Sean Murray’s family huddled around him in tears as he sobbed in front of his 6-year-old son’s urn.
They wore Hawaiian leis and blue shirts bearing a photo of the first-grader wearing a dinosaur T-shirt and a red superhero cape, which his loved ones said perfectly captured his full-of-life personality.
They were among a few hundred mourners gathered at the Palm Mortuary-Jones on Saturday afternoon to honor the boy, Gavin, who died Oct. 8. Las Vegas police believe his mother, Renai Palmer, intentionally set him on fire in a murder-suicide at their home in the west valley.
Gavin’s parents were not together, and court records show a contentious custody battle that included an ongoing fight over the boy’s last name. The Clark County coroner’s office identified him as Gavin Palmer, but at Saturday’s service, his father’s family referred to him as Gavin Murray.
According to a program put together by his aunt, Amber Tesoro, “Gavin loved super heroes, race cars (Lamborghini was his favorite), watching Johnny Test and listening to his favorite rapper Tekashi 69, but most of all he loved his daddy, Sean.”
Murray said his son was his best friend.
“He was my everything,” he said through tears. “He was my drive in life.”
Chuck Wheeler said his grandson, whom he called Peanut, was “a kick to hang out with.” But he said he had to compete with his dog, Sequoia, for Gavin’s love.
“One of my favorite things to do with Gavin was to go to the park and walk Sequoia,” Wheeler said. “I’ll never forget all the times he’d be yelling at me, ‘Papa, am I walking Sequoia or is Sequoia walking me?’ He never let go of that leash, no matter what happened.”
In a few weeks, Wheeler said he plans to plant a tree at Gavin’s favorite park, where they often brought the dog.
Wheeler said Gavin’s favorite superhero was Spider-Man, so he asked everyone to buy a Spider-Man-themed gift this holiday season and donate it to a children’s hospital to help keep Gavin’s memory alive.
Murray said Gavin now serves as a superhero for his family, always watching over them.
“God needed a hero,” Murray said, “and he chose my son as his next hero.”

★ ★ ★

▶ [Work request 1]: Condense the paragraph of the memorial article that begins "Gavin’s parents were not together" into a bulleted list that keeps its main facts.
▶ [Work request 2]: Reproduce the memorial article's wording between "Murray said his" and "brought the dog.", inclusive.
▶ [Work request 3]: According to the program quoted in the memorial article, what did Gavin love? List every one.
The items that follow have no connection to the memorial article.

Page layout parsing data
★ ★ ★

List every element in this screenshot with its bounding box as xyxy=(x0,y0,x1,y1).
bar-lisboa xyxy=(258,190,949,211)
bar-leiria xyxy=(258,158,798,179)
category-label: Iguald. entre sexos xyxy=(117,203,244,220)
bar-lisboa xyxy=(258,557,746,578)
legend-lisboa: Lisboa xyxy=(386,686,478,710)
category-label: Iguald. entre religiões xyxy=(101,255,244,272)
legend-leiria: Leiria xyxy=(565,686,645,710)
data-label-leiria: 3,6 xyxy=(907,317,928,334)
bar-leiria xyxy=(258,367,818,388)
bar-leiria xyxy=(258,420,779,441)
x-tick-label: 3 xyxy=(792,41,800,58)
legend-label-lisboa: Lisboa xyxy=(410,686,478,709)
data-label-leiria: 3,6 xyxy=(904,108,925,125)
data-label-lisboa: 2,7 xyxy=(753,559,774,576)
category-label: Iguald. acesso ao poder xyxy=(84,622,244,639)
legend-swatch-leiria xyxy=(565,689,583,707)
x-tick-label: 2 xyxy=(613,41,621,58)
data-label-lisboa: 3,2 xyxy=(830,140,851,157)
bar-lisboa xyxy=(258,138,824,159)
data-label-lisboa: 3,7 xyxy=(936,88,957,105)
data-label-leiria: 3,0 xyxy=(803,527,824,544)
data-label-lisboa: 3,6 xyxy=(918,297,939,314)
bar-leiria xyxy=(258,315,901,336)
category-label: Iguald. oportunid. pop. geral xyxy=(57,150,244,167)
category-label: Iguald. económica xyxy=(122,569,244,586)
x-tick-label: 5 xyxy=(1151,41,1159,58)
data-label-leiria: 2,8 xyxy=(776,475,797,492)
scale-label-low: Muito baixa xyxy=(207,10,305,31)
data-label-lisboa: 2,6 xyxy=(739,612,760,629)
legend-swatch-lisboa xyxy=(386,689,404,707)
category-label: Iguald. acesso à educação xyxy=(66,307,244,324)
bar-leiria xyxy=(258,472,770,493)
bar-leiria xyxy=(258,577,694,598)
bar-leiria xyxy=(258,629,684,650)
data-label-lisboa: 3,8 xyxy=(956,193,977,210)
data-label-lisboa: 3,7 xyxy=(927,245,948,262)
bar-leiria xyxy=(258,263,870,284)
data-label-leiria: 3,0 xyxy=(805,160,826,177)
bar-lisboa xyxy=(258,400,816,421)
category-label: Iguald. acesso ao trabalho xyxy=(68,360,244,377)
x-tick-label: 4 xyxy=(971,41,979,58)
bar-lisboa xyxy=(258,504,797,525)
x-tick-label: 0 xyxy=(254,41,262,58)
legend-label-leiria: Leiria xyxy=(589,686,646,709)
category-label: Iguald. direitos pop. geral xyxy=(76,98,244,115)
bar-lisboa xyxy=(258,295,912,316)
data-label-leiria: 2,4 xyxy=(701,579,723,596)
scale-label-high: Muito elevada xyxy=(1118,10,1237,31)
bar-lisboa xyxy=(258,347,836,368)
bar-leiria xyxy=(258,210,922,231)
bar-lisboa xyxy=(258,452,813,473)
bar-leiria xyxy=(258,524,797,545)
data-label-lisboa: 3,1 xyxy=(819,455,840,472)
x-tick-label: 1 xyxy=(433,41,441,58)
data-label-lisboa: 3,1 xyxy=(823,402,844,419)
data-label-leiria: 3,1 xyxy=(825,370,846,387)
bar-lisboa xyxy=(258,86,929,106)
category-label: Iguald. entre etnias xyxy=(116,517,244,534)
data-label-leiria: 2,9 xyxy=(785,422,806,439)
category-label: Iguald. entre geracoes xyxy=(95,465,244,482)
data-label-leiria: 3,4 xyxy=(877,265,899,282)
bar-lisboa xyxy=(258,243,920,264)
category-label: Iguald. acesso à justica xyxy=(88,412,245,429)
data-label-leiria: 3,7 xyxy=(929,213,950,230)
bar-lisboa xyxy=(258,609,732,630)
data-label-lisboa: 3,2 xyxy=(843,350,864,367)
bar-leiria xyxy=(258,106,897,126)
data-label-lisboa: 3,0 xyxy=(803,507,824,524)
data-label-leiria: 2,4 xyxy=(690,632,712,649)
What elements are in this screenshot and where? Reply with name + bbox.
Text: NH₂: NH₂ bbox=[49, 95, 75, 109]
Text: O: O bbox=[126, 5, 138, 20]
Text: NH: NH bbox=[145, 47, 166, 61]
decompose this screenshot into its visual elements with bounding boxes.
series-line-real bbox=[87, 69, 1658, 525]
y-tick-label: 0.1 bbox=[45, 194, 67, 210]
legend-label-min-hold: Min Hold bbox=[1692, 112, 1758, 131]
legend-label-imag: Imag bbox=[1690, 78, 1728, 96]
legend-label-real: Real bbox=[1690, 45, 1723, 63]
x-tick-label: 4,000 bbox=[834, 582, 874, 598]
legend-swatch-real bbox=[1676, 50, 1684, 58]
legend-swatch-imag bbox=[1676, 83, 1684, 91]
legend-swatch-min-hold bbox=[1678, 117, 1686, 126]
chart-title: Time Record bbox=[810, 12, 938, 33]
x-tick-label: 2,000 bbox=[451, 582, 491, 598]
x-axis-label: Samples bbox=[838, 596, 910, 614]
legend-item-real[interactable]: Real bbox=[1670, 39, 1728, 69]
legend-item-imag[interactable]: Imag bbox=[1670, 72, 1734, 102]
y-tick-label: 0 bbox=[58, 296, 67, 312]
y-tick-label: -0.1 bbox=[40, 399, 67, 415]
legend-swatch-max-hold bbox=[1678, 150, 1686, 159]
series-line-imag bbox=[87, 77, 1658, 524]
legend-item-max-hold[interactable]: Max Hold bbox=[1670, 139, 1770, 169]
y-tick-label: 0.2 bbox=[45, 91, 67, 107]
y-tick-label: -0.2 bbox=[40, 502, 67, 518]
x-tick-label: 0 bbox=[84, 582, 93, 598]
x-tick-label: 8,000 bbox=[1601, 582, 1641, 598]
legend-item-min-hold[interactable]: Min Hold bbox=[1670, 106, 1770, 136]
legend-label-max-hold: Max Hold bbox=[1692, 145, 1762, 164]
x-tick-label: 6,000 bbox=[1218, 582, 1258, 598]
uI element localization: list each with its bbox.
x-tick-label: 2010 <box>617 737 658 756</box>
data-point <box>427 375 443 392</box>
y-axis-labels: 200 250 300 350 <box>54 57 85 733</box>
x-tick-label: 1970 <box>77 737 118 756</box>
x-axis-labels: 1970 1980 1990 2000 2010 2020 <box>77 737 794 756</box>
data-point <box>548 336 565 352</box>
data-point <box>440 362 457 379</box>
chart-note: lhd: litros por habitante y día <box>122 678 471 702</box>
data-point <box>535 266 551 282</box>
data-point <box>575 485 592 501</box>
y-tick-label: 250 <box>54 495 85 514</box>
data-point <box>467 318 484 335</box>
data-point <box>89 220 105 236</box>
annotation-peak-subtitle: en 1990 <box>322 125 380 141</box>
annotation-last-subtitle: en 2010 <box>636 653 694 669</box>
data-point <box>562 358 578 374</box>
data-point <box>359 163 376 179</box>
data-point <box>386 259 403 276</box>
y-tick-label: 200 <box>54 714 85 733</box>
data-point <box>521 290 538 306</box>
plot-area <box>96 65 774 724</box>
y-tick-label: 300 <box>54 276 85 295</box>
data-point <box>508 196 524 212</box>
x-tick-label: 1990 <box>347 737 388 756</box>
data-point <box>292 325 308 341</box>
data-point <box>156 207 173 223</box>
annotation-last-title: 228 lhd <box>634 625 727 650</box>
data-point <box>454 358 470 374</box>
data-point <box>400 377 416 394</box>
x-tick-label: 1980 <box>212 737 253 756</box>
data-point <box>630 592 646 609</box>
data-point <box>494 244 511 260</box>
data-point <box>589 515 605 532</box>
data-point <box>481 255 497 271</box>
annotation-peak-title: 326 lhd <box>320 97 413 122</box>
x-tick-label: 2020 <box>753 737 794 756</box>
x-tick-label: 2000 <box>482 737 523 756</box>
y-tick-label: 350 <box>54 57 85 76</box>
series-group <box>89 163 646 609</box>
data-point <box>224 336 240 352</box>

★ ★ ★

▶ [Written response 1]:
- Gavin’s parents were not together.
- Court records show a contentious custody battle, including an ongoing fight over the boy’s last name.
- The Clark County coroner’s office identified him as Gavin Palmer.
- At Saturday’s service, his father’s family called him Gavin Murray.

▶ [Written response 2]:
Murray said his son was his best friend.
“He was my everything,” he said through tears. “He was my drive in life.”
Chuck Wheeler said his grandson, whom he called Peanut, was “a kick to hang out with.” But he said he had to compete with his dog, Sequoia, for Gavin’s love.
“One of my favorite things to do with Gavin was to go to the park and walk Sequoia,” Wheeler said. “I’ll never forget all the times he’d be yelling at me, ‘Papa, am I walking Sequoia or is Sequoia walking me?’ He never let go of that leash, no matter what happened.”
In a few weeks, Wheeler said he plans to plant a tree at Gavin’s favorite park, where they often brought the dog.

▶ [Written response 3]:
- Super heroes
- Race cars (Lamborghini was his favorite)
- Watching Johnny Test
- Listening to his favorite rapper, Tekashi 69
- His daddy, Sean (most of all)